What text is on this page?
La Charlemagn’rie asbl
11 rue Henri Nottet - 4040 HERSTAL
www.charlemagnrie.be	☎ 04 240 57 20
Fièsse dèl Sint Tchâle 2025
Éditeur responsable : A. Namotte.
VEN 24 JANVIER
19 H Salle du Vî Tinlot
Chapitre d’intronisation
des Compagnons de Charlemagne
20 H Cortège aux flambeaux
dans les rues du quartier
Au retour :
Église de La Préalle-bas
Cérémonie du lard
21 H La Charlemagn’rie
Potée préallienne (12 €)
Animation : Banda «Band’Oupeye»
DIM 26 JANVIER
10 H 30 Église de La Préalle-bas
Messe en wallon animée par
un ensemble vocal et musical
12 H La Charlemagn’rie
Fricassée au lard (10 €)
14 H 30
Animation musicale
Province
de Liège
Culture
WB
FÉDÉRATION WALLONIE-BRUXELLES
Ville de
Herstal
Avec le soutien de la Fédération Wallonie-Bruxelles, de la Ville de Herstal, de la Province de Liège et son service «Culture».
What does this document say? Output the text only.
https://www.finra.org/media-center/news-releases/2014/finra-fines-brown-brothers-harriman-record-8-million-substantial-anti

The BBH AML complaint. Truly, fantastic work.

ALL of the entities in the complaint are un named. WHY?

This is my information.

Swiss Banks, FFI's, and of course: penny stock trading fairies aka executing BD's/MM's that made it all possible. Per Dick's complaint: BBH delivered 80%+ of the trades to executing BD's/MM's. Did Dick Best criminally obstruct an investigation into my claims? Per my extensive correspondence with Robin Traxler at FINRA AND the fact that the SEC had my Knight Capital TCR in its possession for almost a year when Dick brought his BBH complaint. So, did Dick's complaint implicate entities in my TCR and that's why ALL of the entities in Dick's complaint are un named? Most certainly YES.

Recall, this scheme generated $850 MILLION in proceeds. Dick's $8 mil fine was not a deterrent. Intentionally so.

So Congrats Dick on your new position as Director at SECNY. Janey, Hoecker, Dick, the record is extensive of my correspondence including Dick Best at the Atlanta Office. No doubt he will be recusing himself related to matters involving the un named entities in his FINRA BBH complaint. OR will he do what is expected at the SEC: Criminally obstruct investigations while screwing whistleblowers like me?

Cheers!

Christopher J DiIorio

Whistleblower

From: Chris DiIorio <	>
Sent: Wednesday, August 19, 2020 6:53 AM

•••

• **Written request**: Check every line of the data above for the string "Église", and copy those that have it.

• **Exercise response**:
Église de La Préalle-bas
10 H 30 Église de La Préalle-bas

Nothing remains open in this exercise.